== Input for this task ==
__________

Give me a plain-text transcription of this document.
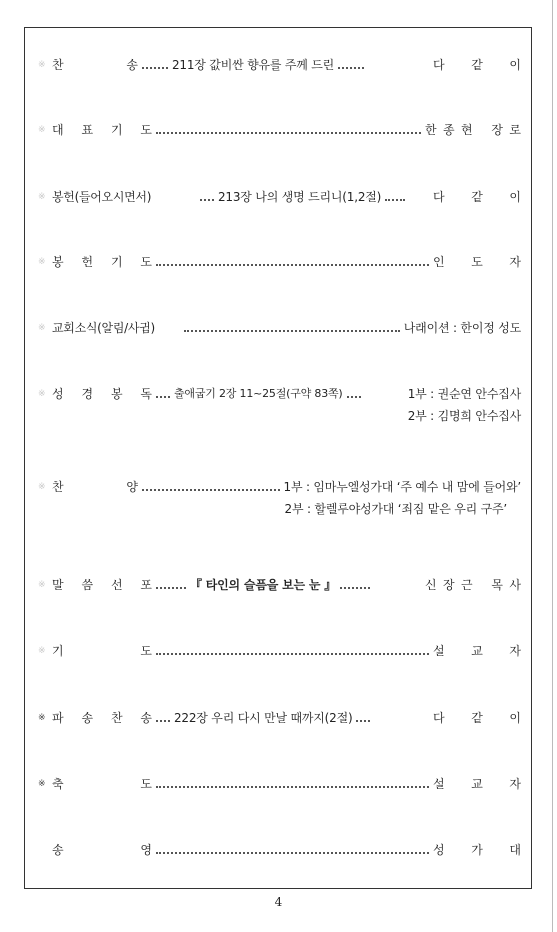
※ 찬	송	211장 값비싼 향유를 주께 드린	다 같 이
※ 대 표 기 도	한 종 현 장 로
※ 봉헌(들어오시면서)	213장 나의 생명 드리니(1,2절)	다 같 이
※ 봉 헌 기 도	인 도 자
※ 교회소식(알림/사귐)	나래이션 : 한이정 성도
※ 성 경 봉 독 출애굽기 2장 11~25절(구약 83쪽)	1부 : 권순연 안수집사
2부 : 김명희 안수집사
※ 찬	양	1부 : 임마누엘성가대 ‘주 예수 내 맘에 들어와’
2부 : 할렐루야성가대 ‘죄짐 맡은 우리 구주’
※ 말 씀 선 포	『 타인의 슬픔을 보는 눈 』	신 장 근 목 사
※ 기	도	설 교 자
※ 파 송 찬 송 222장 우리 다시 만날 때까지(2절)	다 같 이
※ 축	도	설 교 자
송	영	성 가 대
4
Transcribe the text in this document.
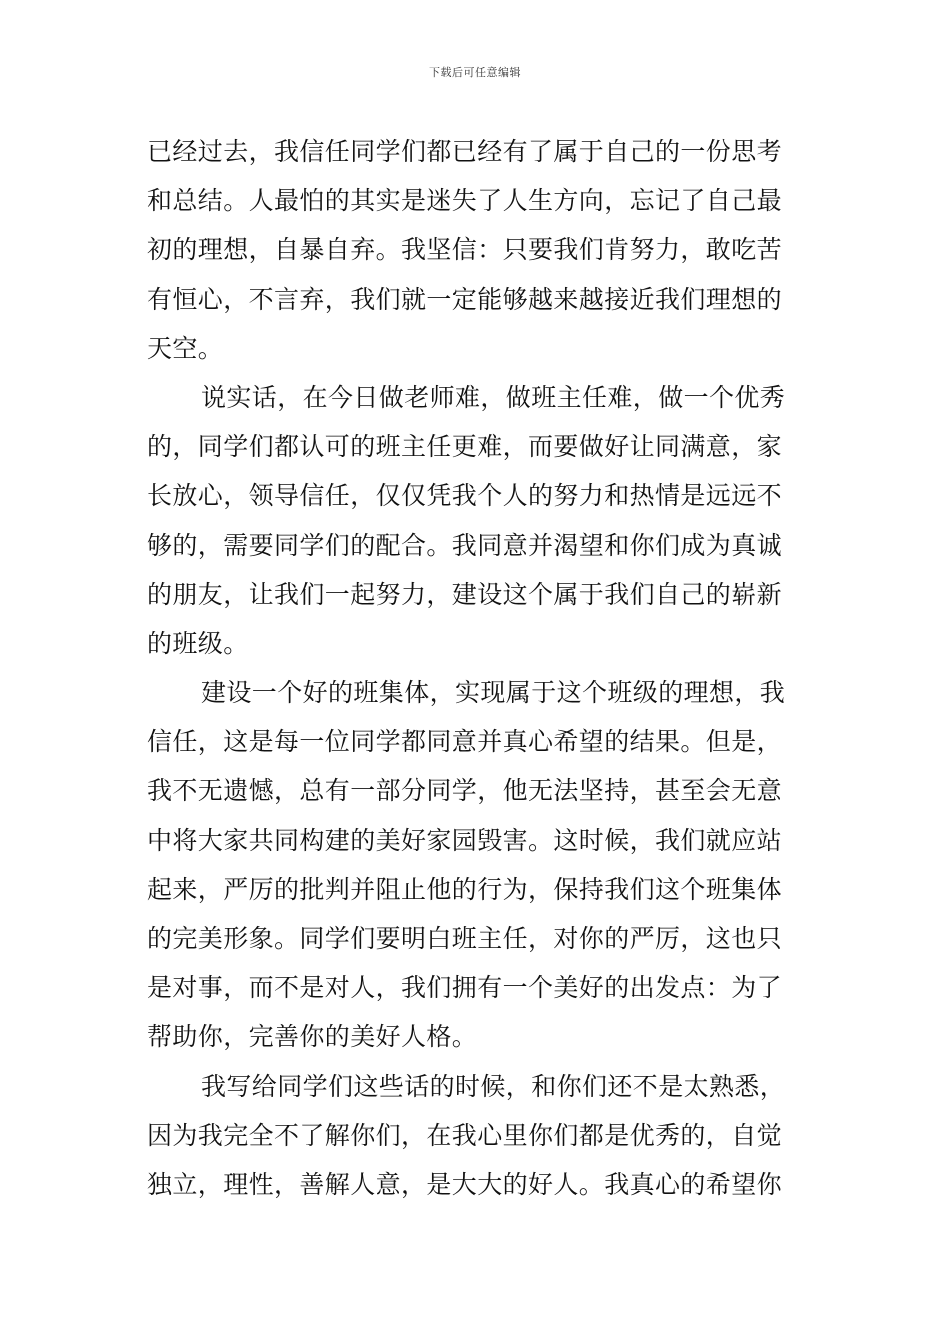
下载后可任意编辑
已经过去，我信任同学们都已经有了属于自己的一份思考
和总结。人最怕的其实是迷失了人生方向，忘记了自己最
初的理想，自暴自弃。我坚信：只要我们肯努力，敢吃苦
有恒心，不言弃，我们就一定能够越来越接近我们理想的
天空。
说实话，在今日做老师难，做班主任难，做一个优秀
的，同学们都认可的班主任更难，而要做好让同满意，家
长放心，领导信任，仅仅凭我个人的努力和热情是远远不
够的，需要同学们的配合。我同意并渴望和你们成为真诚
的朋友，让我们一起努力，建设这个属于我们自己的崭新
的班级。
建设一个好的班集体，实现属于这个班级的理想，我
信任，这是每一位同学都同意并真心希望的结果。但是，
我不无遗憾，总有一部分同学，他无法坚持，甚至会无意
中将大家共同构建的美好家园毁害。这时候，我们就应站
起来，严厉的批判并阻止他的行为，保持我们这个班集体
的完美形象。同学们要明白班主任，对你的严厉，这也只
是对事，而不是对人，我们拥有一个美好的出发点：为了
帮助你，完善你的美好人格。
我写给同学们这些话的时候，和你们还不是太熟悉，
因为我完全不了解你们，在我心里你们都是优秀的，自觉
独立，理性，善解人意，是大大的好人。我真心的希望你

__________

== Written exercise ==
Print each record exactly as it stands, leaving the images out.

== Solution to this problem ==
Give me a plain-text transcription of this document.
※ 찬	송	211장 값비싼 향유를 주께 드린	다 같 이
※ 대 표 기 도	한 종 현 장 로
※ 봉헌(들어오시면서)	213장 나의 생명 드리니(1,2절)	다 같 이
※ 봉 헌 기 도	인 도 자
※ 교회소식(알림/사귐)	나래이션 : 한이정 성도
※ 성 경 봉 독 출애굽기 2장 11~25절(구약 83쪽)	1부 : 권순연 안수집사
2부 : 김명희 안수집사
※ 찬	양	1부 : 임마누엘성가대 ‘주 예수 내 맘에 들어와’
2부 : 할렐루야성가대 ‘죄짐 맡은 우리 구주’
※ 말 씀 선 포	『 타인의 슬픔을 보는 눈 』	신 장 근 목 사
※ 기	도	설 교 자
※ 파 송 찬 송 222장 우리 다시 만날 때까지(2절)	다 같 이
※ 축	도	설 교 자
송	영	성 가 대
4
Transcribe the text in this document.
下载后可任意编辑
已经过去，我信任同学们都已经有了属于自己的一份思考
和总结。人最怕的其实是迷失了人生方向，忘记了自己最
初的理想，自暴自弃。我坚信：只要我们肯努力，敢吃苦
有恒心，不言弃，我们就一定能够越来越接近我们理想的
天空。
说实话，在今日做老师难，做班主任难，做一个优秀
的，同学们都认可的班主任更难，而要做好让同满意，家
长放心，领导信任，仅仅凭我个人的努力和热情是远远不
够的，需要同学们的配合。我同意并渴望和你们成为真诚
的朋友，让我们一起努力，建设这个属于我们自己的崭新
的班级。
建设一个好的班集体，实现属于这个班级的理想，我
信任，这是每一位同学都同意并真心希望的结果。但是，
我不无遗憾，总有一部分同学，他无法坚持，甚至会无意
中将大家共同构建的美好家园毁害。这时候，我们就应站
起来，严厉的批判并阻止他的行为，保持我们这个班集体
的完美形象。同学们要明白班主任，对你的严厉，这也只
是对事，而不是对人，我们拥有一个美好的出发点：为了
帮助你，完善你的美好人格。
我写给同学们这些话的时候，和你们还不是太熟悉，
因为我完全不了解你们，在我心里你们都是优秀的，自觉
独立，理性，善解人意，是大大的好人。我真心的希望你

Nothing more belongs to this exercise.